(Records in a dataset)
○ ○ ○ ○

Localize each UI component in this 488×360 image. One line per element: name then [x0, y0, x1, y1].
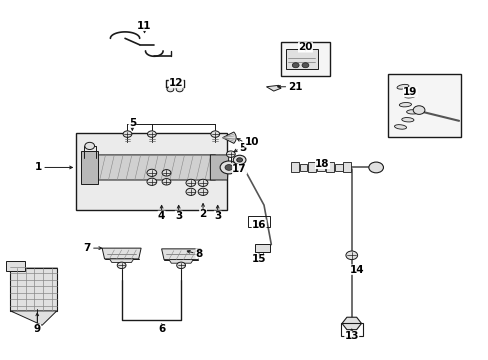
Text: 8: 8 [195, 248, 203, 258]
Circle shape [147, 131, 156, 137]
Bar [334, 163, 342, 171]
Text: 7: 7 [83, 243, 91, 253]
Text: 15: 15 [251, 254, 266, 264]
Text: 19: 19 [402, 87, 417, 97]
Circle shape [84, 142, 94, 149]
Text: 6: 6 [158, 324, 165, 334]
Bar [325, 162, 333, 172]
Text: 18: 18 [315, 159, 329, 169]
Ellipse shape [404, 94, 415, 98]
Circle shape [162, 170, 170, 176]
Circle shape [117, 262, 126, 269]
Circle shape [176, 87, 183, 92]
Circle shape [345, 251, 357, 260]
Polygon shape [266, 85, 281, 91]
Bar [387, 74, 461, 137]
Polygon shape [81, 150, 98, 184]
Circle shape [198, 188, 207, 195]
Text: 12: 12 [169, 78, 183, 88]
Text: 13: 13 [344, 331, 358, 341]
Polygon shape [10, 311, 57, 325]
Bar [5, 261, 25, 271]
Circle shape [185, 179, 195, 186]
Polygon shape [222, 132, 236, 143]
Circle shape [185, 188, 195, 195]
Text: 20: 20 [298, 42, 312, 52]
Ellipse shape [401, 118, 413, 122]
Circle shape [233, 155, 245, 165]
Text: 16: 16 [251, 220, 266, 230]
Bar [343, 162, 350, 172]
Ellipse shape [406, 110, 418, 114]
Bar [255, 244, 269, 252]
Text: 10: 10 [244, 138, 259, 147]
Bar [248, 216, 270, 226]
Text: 3: 3 [214, 211, 221, 221]
Circle shape [166, 87, 173, 92]
Ellipse shape [394, 125, 406, 129]
Circle shape [210, 131, 219, 137]
Bar [76, 134, 227, 211]
Circle shape [412, 106, 424, 114]
Bar [281, 42, 329, 76]
Circle shape [220, 161, 237, 174]
Text: 21: 21 [288, 82, 302, 92]
Circle shape [302, 63, 308, 68]
Circle shape [147, 169, 157, 176]
Circle shape [162, 179, 170, 185]
Text: 14: 14 [348, 265, 363, 275]
Polygon shape [161, 249, 200, 260]
Polygon shape [168, 260, 193, 263]
Bar [340, 323, 362, 336]
Circle shape [224, 165, 232, 170]
Bar [299, 163, 307, 171]
Bar [290, 162, 298, 172]
Circle shape [123, 131, 132, 137]
Circle shape [236, 158, 242, 162]
Polygon shape [210, 155, 228, 180]
Circle shape [147, 178, 157, 185]
Circle shape [292, 63, 299, 68]
Text: 11: 11 [137, 21, 151, 31]
Circle shape [368, 162, 383, 173]
Polygon shape [102, 248, 141, 259]
Text: 5: 5 [128, 118, 136, 128]
Text: 9: 9 [34, 324, 41, 334]
Polygon shape [341, 317, 361, 330]
Bar [285, 49, 317, 69]
Ellipse shape [396, 84, 408, 89]
Circle shape [176, 262, 185, 269]
Ellipse shape [399, 103, 410, 107]
Circle shape [226, 151, 235, 157]
Text: 1: 1 [35, 162, 42, 172]
Bar [10, 268, 57, 311]
Bar [308, 162, 316, 172]
Polygon shape [109, 259, 134, 262]
Text: 17: 17 [232, 164, 246, 174]
Text: 5: 5 [239, 143, 246, 153]
Text: 3: 3 [175, 211, 182, 221]
Bar [317, 163, 325, 171]
Polygon shape [83, 155, 224, 180]
Circle shape [198, 179, 207, 186]
Text: 2: 2 [199, 209, 206, 219]
Text: 4: 4 [158, 211, 165, 221]
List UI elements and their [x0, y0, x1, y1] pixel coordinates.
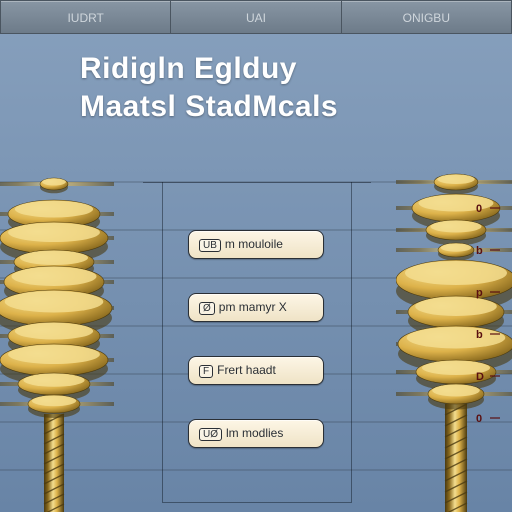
option-button-0[interactable]: UB m mouloile	[188, 230, 324, 259]
left-spindle-diagram	[0, 168, 114, 512]
tab-2[interactable]: ONIGBU	[342, 0, 512, 34]
option-button-3[interactable]: UØ lm modlies	[188, 419, 324, 448]
tab-0[interactable]: IUDRT	[0, 0, 171, 34]
tab-1[interactable]: UAI	[171, 0, 341, 34]
option-button-1[interactable]: Øpm mamyr X	[188, 293, 324, 322]
option-label: lm modlies	[226, 426, 283, 440]
option-prefix: UB	[199, 239, 221, 252]
option-prefix: UØ	[199, 428, 222, 441]
option-column: UB m mouloile Øpm mamyr X F Frert haadt UØ lm …	[188, 230, 324, 482]
option-prefix: Ø	[199, 302, 215, 315]
heading-line-1: Ridigln Eglduy	[80, 52, 297, 86]
option-prefix: F	[199, 365, 213, 378]
heading-line-2: Maatsl StadMcals	[80, 90, 338, 124]
tab-bar: IUDRTUAIONIGBU	[0, 0, 512, 34]
option-label: m mouloile	[225, 237, 283, 251]
option-button-2[interactable]: F Frert haadt	[188, 356, 324, 385]
right-spindle-diagram	[396, 168, 512, 512]
option-label: Frert haadt	[217, 363, 276, 377]
option-label: pm mamyr X	[219, 300, 287, 314]
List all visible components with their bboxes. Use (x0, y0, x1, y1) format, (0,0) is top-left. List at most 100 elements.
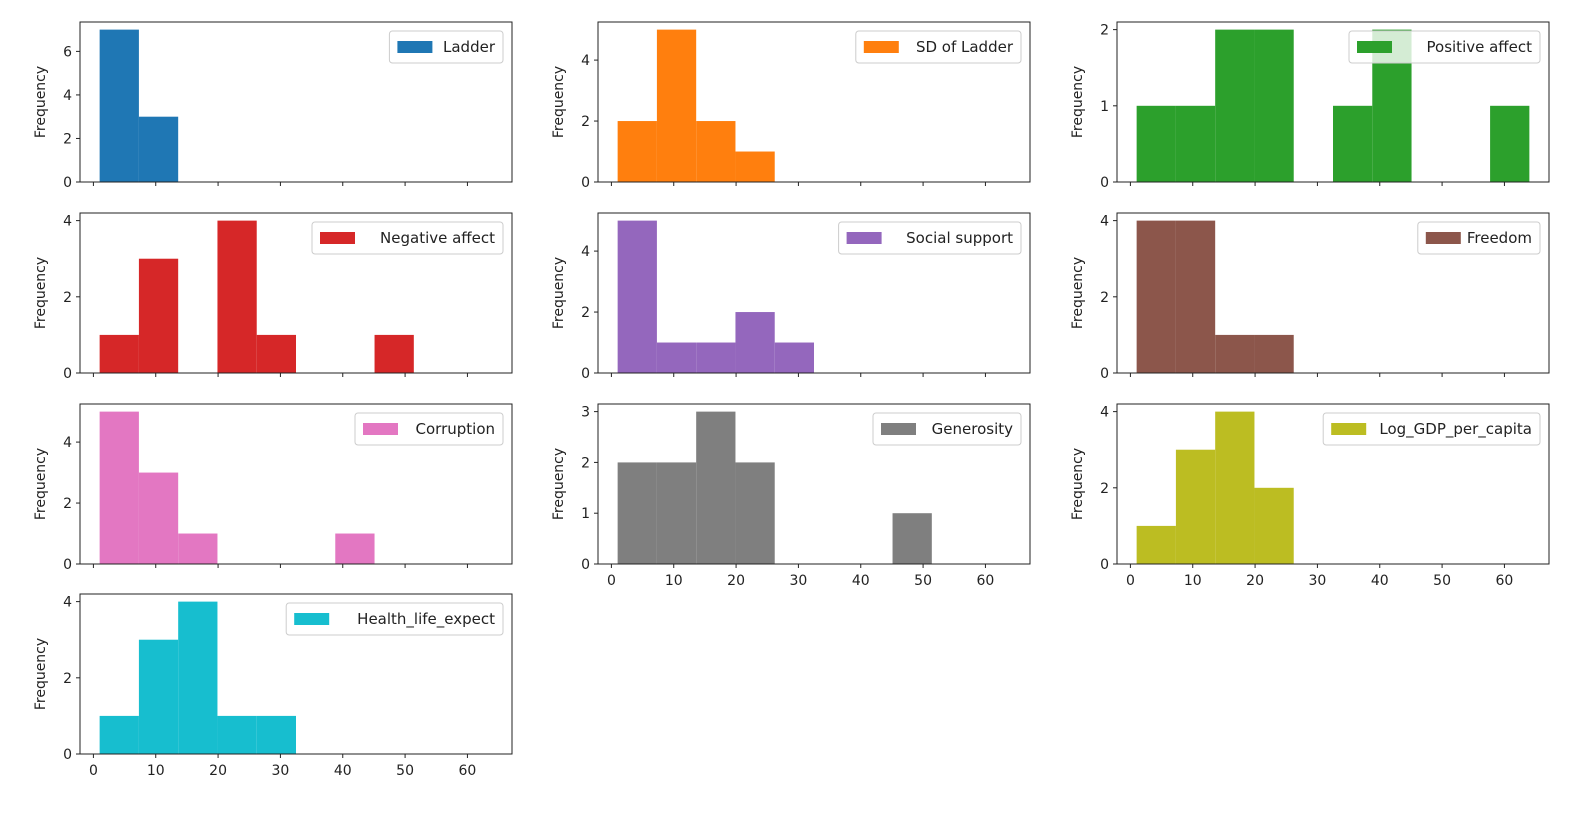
y-tick-label: 2 (1100, 481, 1109, 497)
legend: Negative affect (311, 221, 504, 255)
y-tick-label: 3 (581, 405, 590, 421)
legend-box (285, 602, 504, 636)
histogram-bar (138, 258, 179, 373)
legend-label: Generosity (932, 420, 1013, 438)
x-tick-label: 30 (790, 573, 808, 589)
y-tick-label: 2 (581, 455, 590, 471)
legend-label: Ladder (443, 38, 496, 56)
x-tick-label: 0 (607, 573, 616, 589)
y-axis-label: Frequency (33, 257, 49, 329)
legend-box (855, 30, 1022, 64)
y-tick-label: 0 (581, 557, 590, 573)
x-tick-label: 60 (1496, 573, 1514, 589)
axes-frame (79, 212, 513, 374)
axes-frame (1116, 403, 1550, 565)
histogram-bar (656, 342, 697, 373)
histogram-bar (1175, 105, 1216, 182)
legend-swatch (846, 232, 882, 244)
legend-swatch (863, 41, 899, 53)
histogram-bar (1136, 105, 1176, 182)
subplot-negative-affect: 0 2 4 Frequency Negative affect (33, 212, 513, 382)
legend-label: Social support (906, 229, 1013, 247)
y-tick-label: 0 (63, 175, 72, 191)
histogram-bar (138, 639, 179, 754)
y-tick-label: 0 (63, 557, 72, 573)
y-tick-label: 2 (581, 114, 590, 130)
y-tick-label: 2 (63, 131, 72, 147)
x-tick-label: 0 (89, 763, 98, 779)
y-axis-label: Frequency (1070, 448, 1086, 520)
histogram-bar (617, 121, 657, 182)
axes-frame (79, 21, 513, 183)
x-tick-label: 0 (1126, 573, 1135, 589)
x-tick-label: 40 (334, 763, 352, 779)
legend: Ladder (388, 30, 504, 64)
histogram-bar (1215, 334, 1255, 373)
histogram-bar (256, 334, 296, 373)
axes-frame (1116, 212, 1550, 374)
histogram-bar (696, 121, 736, 182)
legend-box (872, 412, 1022, 446)
histogram-bar (335, 533, 375, 564)
y-tick-label: 2 (581, 305, 590, 321)
legend-box (1322, 412, 1541, 446)
histogram-bar (1333, 105, 1373, 182)
histogram-bar (217, 220, 257, 373)
y-tick-label: 2 (63, 671, 72, 687)
y-axis-label: Frequency (551, 257, 567, 329)
histogram-bar (1215, 411, 1255, 564)
x-tick-label: 50 (1433, 573, 1451, 589)
x-tick-label: 20 (209, 763, 227, 779)
y-axis-label: Frequency (1070, 257, 1086, 329)
x-tick-label: 50 (914, 573, 932, 589)
histogram-bar (696, 411, 736, 564)
y-tick-label: 2 (1100, 23, 1109, 39)
x-tick-label: 40 (852, 573, 870, 589)
x-tick-label: 50 (396, 763, 414, 779)
legend: Social support (838, 221, 1022, 255)
legend: SD of Ladder (855, 30, 1022, 64)
histogram-bar (892, 513, 932, 564)
y-tick-label: 0 (63, 366, 72, 382)
y-tick-label: 4 (63, 214, 72, 230)
histogram-bar (1254, 334, 1294, 373)
legend-swatch (1425, 232, 1461, 244)
x-tick-label: 10 (665, 573, 683, 589)
subplot-positive-affect: 0 1 2 Frequency Positive affect (1070, 21, 1550, 191)
legend-swatch (294, 613, 330, 625)
subplot-corruption: 0 2 4 Frequency Corruption (33, 403, 513, 573)
histogram-bar (1490, 105, 1530, 182)
x-tick-label: 30 (272, 763, 290, 779)
legend: Health_life_expect (285, 602, 504, 636)
histogram-bar (1136, 220, 1176, 373)
legend-label: Health_life_expect (357, 610, 495, 629)
legend-swatch (397, 41, 433, 53)
y-tick-label: 2 (63, 290, 72, 306)
y-tick-label: 0 (1100, 557, 1109, 573)
x-tick-label: 20 (1246, 573, 1264, 589)
y-tick-label: 6 (63, 44, 72, 60)
y-tick-label: 0 (581, 175, 590, 191)
histogram-bar (99, 29, 139, 182)
y-tick-label: 1 (1100, 99, 1109, 115)
histogram-bar (256, 715, 296, 754)
histogram-bar (1175, 449, 1216, 564)
y-tick-label: 4 (63, 88, 72, 104)
histogram-bar (1254, 487, 1294, 564)
histogram-bar (138, 116, 179, 182)
axes-frame (1116, 21, 1550, 183)
histogram-bar (696, 342, 736, 373)
legend-label: Negative affect (380, 229, 495, 247)
histogram-bar (656, 462, 697, 564)
legend-swatch (1331, 423, 1367, 435)
y-tick-label: 2 (1100, 290, 1109, 306)
y-tick-label: 4 (63, 595, 72, 611)
axes-frame (79, 403, 513, 565)
x-tick-label: 60 (459, 763, 477, 779)
legend-label: Log_GDP_per_capita (1379, 420, 1532, 439)
y-tick-label: 4 (581, 244, 590, 260)
y-tick-label: 2 (63, 496, 72, 512)
y-axis-label: Frequency (551, 66, 567, 138)
histogram-bar (374, 334, 414, 373)
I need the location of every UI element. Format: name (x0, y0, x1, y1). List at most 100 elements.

○ ○ ○ ○

Aim of the exercise
Arrange everything in the data from the line containing "y-tick-label: 2 (1100, 481, 1109, 497)" down to the line containing "histogram-bar (617, 121, 657, 182)", both included, as a JSON list of strings with one string per line and blank lines omitted.

Solved exercise
[
  "y-tick-label: 2 (1100, 481, 1109, 497)",
  "legend: Negative affect (311, 221, 504, 255)",
  "y-tick-label: 3 (581, 405, 590, 421)",
  "legend-box (285, 602, 504, 636)",
  "histogram-bar (138, 258, 179, 373)",
  "legend-label: Generosity (932, 420, 1013, 438)",
  "x-tick-label: 30 (790, 573, 808, 589)",
  "y-tick-label: 2 (581, 455, 590, 471)",
  "legend-label: Ladder (443, 38, 496, 56)",
  "x-tick-label: 0 (607, 573, 616, 589)",
  "y-axis-label: Frequency (33, 257, 49, 329)",
  "legend-box (855, 30, 1022, 64)",
  "y-tick-label: 0 (581, 557, 590, 573)",
  "x-tick-label: 60 (1496, 573, 1514, 589)",
  "axes-frame (79, 212, 513, 374)",
  "axes-frame (1116, 403, 1550, 565)",
  "histogram-bar (656, 342, 697, 373)",
  "histogram-bar (1175, 105, 1216, 182)",
  "legend-swatch (846, 232, 882, 244)",
  "legend-swatch (863, 41, 899, 53)",
  "histogram-bar (1136, 105, 1176, 182)",
  "subplot-negative-affect: 0 2 4 Frequency Negative affect (33, 212, 513, 382)",
  "legend-label: Social support (906, 229, 1013, 247)",
  "y-tick-label: 0 (63, 175, 72, 191)",
  "histogram-bar (138, 639, 179, 754)",
  "y-tick-label: 0 (63, 557, 72, 573)",
  "y-tick-label: 2 (581, 114, 590, 130)",
  "y-tick-label: 2 (63, 131, 72, 147)",
  "x-tick-label: 0 (89, 763, 98, 779)",
  "y-axis-label: Frequency (1070, 448, 1086, 520)",
  "histogram-bar (617, 121, 657, 182)"
]